— START OF GIVEN INFORMATION —

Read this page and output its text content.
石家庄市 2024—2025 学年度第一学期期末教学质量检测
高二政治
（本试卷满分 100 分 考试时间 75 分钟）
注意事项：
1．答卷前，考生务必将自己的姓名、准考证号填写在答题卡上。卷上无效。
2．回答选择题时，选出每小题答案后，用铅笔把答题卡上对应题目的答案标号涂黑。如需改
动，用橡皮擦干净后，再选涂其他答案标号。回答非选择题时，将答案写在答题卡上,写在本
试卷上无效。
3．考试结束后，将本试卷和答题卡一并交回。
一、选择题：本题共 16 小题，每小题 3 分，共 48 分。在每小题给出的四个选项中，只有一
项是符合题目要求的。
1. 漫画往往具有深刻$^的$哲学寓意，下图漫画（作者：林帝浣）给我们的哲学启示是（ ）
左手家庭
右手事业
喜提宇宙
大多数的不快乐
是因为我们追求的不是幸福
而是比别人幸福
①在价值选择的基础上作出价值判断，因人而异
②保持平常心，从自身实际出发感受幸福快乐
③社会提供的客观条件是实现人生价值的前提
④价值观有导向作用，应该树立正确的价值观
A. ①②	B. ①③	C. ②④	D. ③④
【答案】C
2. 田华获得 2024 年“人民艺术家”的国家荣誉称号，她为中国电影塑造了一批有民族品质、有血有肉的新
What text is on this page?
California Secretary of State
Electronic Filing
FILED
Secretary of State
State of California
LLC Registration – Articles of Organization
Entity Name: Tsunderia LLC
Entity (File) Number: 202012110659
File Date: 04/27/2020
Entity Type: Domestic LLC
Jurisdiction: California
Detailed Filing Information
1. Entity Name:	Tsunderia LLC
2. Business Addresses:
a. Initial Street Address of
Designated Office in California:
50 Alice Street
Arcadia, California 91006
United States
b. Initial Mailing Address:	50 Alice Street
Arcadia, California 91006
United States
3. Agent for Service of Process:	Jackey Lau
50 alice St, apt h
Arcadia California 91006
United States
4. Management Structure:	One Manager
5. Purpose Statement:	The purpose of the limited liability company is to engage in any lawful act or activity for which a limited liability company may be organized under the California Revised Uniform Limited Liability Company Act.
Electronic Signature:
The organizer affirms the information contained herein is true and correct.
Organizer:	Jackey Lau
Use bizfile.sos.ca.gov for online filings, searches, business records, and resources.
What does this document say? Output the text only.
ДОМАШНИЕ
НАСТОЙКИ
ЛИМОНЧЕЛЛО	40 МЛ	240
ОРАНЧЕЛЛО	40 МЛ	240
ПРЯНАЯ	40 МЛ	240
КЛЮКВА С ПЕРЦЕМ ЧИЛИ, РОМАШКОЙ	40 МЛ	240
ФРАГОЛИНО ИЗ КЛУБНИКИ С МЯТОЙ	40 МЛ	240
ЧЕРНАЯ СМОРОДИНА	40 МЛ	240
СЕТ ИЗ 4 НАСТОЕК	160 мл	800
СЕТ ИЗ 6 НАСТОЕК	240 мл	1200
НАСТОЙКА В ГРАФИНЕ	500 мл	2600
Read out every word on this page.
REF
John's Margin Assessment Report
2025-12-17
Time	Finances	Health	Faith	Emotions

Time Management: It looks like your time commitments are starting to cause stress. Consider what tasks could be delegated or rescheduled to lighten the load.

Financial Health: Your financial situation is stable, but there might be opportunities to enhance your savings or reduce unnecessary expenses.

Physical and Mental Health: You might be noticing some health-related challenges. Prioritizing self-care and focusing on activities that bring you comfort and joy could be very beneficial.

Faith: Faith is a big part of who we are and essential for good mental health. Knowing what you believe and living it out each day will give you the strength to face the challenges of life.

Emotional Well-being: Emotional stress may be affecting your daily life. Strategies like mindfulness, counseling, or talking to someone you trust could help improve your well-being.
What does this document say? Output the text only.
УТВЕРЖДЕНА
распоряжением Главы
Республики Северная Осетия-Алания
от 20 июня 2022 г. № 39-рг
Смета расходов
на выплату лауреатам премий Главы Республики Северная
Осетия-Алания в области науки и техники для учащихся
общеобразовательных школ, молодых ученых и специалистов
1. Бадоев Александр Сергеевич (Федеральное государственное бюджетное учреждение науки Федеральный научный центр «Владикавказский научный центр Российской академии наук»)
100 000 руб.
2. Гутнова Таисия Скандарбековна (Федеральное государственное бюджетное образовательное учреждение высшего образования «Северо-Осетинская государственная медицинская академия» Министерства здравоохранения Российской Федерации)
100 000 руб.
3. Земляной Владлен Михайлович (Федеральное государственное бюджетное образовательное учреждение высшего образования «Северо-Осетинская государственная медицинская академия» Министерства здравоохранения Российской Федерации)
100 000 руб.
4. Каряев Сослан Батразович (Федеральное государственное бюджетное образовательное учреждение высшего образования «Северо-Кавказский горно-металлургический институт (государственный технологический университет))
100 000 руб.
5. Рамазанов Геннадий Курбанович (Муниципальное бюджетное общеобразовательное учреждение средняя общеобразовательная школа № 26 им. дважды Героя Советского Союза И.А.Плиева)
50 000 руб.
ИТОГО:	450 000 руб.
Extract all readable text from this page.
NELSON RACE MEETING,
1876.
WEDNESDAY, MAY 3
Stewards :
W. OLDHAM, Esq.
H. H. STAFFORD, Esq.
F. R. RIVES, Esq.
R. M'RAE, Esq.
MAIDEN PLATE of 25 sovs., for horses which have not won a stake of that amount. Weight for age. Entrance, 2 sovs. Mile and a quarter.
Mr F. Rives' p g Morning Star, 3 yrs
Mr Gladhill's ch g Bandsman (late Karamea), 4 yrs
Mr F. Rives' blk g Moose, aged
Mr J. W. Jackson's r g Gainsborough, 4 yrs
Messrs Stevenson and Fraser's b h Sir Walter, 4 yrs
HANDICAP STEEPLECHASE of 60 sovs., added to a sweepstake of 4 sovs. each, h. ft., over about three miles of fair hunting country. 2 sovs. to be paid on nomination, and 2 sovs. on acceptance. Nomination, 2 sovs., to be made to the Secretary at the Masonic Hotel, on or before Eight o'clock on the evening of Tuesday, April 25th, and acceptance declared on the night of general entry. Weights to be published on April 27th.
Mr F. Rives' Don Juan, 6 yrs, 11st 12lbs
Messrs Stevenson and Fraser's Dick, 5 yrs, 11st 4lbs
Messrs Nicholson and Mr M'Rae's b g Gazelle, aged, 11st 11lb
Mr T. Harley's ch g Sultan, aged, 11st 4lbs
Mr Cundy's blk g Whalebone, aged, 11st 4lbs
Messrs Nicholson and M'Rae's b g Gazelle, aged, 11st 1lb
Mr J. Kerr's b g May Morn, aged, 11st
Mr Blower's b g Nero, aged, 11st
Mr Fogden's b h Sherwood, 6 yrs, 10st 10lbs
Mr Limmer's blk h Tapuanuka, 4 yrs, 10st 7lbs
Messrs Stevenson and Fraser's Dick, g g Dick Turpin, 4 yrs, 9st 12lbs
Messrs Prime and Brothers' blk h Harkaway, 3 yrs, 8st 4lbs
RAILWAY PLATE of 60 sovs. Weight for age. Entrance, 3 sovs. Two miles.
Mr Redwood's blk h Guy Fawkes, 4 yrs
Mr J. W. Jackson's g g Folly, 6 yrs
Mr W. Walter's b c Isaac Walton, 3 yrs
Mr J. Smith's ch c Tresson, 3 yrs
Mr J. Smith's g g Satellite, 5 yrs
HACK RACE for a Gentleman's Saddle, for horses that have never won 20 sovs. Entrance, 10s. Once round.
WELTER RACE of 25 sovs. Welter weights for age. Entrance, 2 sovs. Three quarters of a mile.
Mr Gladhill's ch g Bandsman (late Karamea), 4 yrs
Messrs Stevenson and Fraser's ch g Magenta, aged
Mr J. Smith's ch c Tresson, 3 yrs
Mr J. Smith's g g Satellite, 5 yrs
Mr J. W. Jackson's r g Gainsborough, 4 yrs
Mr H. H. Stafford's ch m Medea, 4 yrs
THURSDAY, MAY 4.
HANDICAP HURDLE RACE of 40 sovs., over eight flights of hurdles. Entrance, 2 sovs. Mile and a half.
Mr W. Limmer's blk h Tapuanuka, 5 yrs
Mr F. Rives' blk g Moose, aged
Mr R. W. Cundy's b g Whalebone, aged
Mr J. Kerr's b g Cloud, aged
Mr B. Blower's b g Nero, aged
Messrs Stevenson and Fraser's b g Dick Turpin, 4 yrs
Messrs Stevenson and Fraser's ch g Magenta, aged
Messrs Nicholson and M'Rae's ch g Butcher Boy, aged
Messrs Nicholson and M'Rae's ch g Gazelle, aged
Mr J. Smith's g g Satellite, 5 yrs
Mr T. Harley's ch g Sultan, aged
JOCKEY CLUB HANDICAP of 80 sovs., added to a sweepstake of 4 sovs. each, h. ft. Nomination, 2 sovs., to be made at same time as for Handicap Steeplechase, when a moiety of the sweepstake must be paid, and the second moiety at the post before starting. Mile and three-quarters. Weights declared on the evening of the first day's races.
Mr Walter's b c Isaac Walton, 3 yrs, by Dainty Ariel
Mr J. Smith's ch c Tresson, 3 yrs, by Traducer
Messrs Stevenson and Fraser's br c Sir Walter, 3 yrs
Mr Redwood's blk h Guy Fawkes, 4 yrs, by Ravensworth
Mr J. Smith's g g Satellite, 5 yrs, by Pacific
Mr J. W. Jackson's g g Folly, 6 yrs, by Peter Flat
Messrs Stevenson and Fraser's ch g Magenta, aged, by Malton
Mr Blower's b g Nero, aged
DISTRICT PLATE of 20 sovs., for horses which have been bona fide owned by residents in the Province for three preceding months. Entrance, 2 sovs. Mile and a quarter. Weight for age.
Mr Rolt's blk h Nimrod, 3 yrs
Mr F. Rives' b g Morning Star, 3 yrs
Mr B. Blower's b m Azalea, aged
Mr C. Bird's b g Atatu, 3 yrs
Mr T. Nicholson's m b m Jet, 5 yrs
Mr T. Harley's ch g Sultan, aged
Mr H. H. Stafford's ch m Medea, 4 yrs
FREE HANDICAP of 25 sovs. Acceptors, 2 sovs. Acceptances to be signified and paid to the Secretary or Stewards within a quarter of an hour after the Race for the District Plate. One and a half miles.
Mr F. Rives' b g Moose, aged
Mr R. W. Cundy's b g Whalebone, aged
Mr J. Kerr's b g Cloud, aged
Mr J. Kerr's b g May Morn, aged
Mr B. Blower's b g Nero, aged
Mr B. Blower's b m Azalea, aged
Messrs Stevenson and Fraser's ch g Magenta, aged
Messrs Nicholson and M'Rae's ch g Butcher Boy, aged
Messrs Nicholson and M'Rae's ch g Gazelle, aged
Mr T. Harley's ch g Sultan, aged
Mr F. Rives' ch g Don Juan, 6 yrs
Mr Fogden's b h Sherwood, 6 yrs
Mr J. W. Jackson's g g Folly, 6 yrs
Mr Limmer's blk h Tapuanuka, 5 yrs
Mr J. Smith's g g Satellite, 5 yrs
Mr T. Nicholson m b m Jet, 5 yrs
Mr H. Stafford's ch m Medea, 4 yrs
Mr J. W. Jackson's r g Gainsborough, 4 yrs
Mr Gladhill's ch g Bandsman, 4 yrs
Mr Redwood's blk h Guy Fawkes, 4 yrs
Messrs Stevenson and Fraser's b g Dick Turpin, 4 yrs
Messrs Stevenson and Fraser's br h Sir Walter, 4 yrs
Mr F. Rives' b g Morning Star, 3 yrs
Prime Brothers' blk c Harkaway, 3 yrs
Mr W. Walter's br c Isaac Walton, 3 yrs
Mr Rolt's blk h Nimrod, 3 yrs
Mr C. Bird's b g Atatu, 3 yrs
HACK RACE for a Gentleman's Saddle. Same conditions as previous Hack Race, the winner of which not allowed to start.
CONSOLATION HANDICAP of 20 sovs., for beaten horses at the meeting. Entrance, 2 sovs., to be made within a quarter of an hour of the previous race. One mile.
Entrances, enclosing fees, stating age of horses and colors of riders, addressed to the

— END OF GIVEN INFORMATION —

- [EXERCISE]: Collect the lines of the records that include the string "Electronic".

- [TASK SOLUTION]:
Electronic Filing
Electronic Signature:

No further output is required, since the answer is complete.